/---

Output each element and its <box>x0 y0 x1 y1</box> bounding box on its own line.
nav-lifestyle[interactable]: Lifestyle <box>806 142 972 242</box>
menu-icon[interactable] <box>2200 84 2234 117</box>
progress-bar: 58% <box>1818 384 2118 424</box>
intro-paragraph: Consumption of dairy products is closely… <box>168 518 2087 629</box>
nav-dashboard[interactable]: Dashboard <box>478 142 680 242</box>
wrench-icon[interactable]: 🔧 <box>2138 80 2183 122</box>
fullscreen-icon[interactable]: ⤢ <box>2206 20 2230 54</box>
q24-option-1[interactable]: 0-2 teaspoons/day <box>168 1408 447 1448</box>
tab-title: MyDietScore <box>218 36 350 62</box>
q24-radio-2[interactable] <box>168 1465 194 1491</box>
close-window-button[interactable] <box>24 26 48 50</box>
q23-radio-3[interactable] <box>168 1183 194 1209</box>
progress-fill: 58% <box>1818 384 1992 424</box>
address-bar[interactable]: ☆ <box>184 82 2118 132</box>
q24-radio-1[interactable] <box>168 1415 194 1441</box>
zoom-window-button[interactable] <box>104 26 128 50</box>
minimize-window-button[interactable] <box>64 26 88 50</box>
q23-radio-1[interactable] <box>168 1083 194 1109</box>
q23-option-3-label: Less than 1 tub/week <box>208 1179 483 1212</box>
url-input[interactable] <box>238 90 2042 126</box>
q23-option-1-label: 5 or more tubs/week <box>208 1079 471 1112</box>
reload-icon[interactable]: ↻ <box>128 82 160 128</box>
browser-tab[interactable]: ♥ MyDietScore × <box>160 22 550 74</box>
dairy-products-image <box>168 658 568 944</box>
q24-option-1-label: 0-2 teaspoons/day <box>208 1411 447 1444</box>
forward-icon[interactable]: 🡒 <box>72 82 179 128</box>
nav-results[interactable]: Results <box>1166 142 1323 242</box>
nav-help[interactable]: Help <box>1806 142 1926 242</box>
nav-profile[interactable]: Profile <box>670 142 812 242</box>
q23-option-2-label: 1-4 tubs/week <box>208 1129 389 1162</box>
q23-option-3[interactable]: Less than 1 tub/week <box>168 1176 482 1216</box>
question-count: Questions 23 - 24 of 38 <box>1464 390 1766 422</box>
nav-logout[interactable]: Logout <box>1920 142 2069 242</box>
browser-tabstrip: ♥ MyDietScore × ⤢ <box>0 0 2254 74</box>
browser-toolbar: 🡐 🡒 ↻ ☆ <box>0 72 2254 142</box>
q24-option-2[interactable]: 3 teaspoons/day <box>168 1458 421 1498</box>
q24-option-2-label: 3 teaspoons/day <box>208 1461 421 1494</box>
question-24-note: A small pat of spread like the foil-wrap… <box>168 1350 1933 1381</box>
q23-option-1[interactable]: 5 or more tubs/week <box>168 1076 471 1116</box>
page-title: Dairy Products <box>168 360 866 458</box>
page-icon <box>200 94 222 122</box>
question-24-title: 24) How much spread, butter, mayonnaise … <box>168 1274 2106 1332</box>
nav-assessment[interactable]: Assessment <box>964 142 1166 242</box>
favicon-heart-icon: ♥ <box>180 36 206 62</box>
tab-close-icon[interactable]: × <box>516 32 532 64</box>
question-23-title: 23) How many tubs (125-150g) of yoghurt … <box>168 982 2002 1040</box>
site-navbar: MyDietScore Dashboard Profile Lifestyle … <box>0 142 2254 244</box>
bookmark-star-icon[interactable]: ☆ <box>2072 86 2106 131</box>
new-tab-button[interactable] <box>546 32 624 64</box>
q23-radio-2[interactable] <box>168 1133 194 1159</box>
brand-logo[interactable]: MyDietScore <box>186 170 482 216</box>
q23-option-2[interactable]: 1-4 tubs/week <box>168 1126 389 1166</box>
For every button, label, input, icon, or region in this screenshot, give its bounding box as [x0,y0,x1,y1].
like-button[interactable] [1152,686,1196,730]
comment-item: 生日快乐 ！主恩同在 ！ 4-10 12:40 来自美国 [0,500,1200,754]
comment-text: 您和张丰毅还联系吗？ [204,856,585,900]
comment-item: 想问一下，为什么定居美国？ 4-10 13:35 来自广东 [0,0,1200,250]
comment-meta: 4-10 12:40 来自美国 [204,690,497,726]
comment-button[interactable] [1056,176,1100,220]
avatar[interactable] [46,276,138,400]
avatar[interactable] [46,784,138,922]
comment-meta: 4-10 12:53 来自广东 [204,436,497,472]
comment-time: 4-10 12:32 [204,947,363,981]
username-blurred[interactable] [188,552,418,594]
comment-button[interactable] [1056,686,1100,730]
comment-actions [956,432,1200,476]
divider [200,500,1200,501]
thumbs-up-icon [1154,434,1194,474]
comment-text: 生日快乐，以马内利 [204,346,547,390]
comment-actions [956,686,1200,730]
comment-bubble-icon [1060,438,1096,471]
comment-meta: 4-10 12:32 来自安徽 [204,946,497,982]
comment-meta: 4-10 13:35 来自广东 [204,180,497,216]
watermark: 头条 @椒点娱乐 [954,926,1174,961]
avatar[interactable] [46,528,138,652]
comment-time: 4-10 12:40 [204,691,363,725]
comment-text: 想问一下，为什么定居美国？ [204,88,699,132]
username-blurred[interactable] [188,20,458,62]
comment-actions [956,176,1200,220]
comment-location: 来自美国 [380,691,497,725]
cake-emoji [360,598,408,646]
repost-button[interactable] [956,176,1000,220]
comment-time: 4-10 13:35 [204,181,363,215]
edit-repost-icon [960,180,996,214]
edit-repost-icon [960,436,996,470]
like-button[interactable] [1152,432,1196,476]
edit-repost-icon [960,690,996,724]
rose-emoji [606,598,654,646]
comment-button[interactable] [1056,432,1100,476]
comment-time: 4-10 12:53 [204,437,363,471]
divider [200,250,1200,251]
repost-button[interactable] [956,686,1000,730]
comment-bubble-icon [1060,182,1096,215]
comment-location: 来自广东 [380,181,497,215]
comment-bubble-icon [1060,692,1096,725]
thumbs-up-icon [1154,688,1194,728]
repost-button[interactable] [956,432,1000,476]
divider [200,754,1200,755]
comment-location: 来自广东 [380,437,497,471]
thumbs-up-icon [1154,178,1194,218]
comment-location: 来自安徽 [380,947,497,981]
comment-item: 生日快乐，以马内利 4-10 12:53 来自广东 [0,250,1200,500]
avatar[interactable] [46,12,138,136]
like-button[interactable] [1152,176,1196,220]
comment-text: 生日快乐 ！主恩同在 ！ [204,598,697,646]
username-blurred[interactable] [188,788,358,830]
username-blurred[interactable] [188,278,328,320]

\---

Directions for this task -
Format the lines of the material above, from its very first line through the line containing "nav-help[interactable]: Help <box>1806", as a JSON list of strings, with one string for each line and no entries for blank lines.

Complete output -
[
  "Output each element and its <box>x0 y0 x1 y1</box> bounding box on its own line.",
  "nav-lifestyle[interactable]: Lifestyle <box>806 142 972 242</box>",
  "menu-icon[interactable] <box>2200 84 2234 117</box>",
  "progress-bar: 58% <box>1818 384 2118 424</box>",
  "intro-paragraph: Consumption of dairy products is closely… <box>168 518 2087 629</box>",
  "nav-dashboard[interactable]: Dashboard <box>478 142 680 242</box>",
  "wrench-icon[interactable]: 🔧 <box>2138 80 2183 122</box>",
  "fullscreen-icon[interactable]: ⤢ <box>2206 20 2230 54</box>",
  "q24-option-1[interactable]: 0-2 teaspoons/day <box>168 1408 447 1448</box>",
  "tab-title: MyDietScore <box>218 36 350 62</box>",
  "q24-radio-2[interactable] <box>168 1465 194 1491</box>",
  "close-window-button[interactable] <box>24 26 48 50</box>",
  "q23-radio-3[interactable] <box>168 1183 194 1209</box>",
  "progress-fill: 58% <box>1818 384 1992 424</box>",
  "address-bar[interactable]: ☆ <box>184 82 2118 132</box>",
  "q24-radio-1[interactable] <box>168 1415 194 1441</box>",
  "zoom-window-button[interactable] <box>104 26 128 50</box>",
  "minimize-window-button[interactable] <box>64 26 88 50</box>",
  "q23-radio-1[interactable] <box>168 1083 194 1109</box>",
  "q23-option-3-label: Less than 1 tub/week <box>208 1179 483 1212</box>",
  "url-input[interactable] <box>238 90 2042 126</box>",
  "q23-option-1-label: 5 or more tubs/week <box>208 1079 471 1112</box>",
  "reload-icon[interactable]: ↻ <box>128 82 160 128</box>",
  "browser-tab[interactable]: ♥ MyDietScore × <box>160 22 550 74</box>",
  "dairy-products-image <box>168 658 568 944</box>",
  "q24-option-1-label: 0-2 teaspoons/day <box>208 1411 447 1444</box>",
  "forward-icon[interactable]: 🡒 <box>72 82 179 128</box>",
  "nav-results[interactable]: Results <box>1166 142 1323 242</box>",
  "nav-help[interactable]: Help <box>1806 142 1926 242</box>"
]